▶ _Given request_
From the listing below, pull out every line where the string "detached" appears.

Extracted data entries
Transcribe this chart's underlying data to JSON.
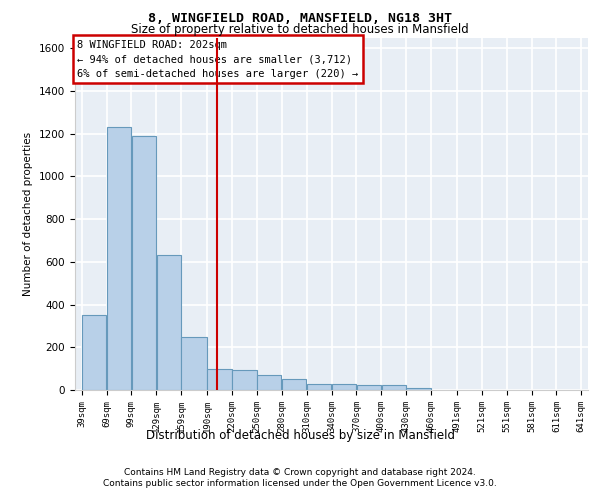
{
  "title1": "8, WINGFIELD ROAD, MANSFIELD, NG18 3HT",
  "title2": "Size of property relative to detached houses in Mansfield",
  "dist_label": "Distribution of detached houses by size in Mansfield",
  "ylabel": "Number of detached properties",
  "bins": [
    "39sqm",
    "69sqm",
    "99sqm",
    "129sqm",
    "159sqm",
    "190sqm",
    "220sqm",
    "250sqm",
    "280sqm",
    "310sqm",
    "340sqm",
    "370sqm",
    "400sqm",
    "430sqm",
    "460sqm",
    "491sqm",
    "521sqm",
    "551sqm",
    "581sqm",
    "611sqm",
    "641sqm"
  ],
  "bin_edges": [
    39,
    69,
    99,
    129,
    159,
    190,
    220,
    250,
    280,
    310,
    340,
    370,
    400,
    430,
    460,
    491,
    521,
    551,
    581,
    611,
    641
  ],
  "values": [
    350,
    1230,
    1190,
    630,
    250,
    100,
    95,
    70,
    50,
    30,
    30,
    25,
    25,
    10,
    0,
    0,
    0,
    0,
    0,
    0,
    0
  ],
  "bar_color": "#b8d0e8",
  "bar_edge_color": "#6699bb",
  "background_color": "#e8eef5",
  "grid_color": "#ffffff",
  "vline_x": 202,
  "vline_color": "#cc0000",
  "annotation_line1": "8 WINGFIELD ROAD: 202sqm",
  "annotation_line2": "← 94% of detached houses are smaller (3,712)",
  "annotation_line3": "6% of semi-detached houses are larger (220) →",
  "annotation_box_color": "#cc0000",
  "ylim": [
    0,
    1650
  ],
  "yticks": [
    0,
    200,
    400,
    600,
    800,
    1000,
    1200,
    1400,
    1600
  ],
  "footer1": "Contains HM Land Registry data © Crown copyright and database right 2024.",
  "footer2": "Contains public sector information licensed under the Open Government Licence v3.0."
}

▶ _Exercise response_
  "title2": "Size of property relative to detached houses in Mansfield",
  "dist_label": "Distribution of detached houses by size in Mansfield",
  "ylabel": "Number of detached properties",
  "annotation_line2": "← 94% of detached houses are smaller (3,712)",
  "annotation_line3": "6% of semi-detached houses are larger (220) →",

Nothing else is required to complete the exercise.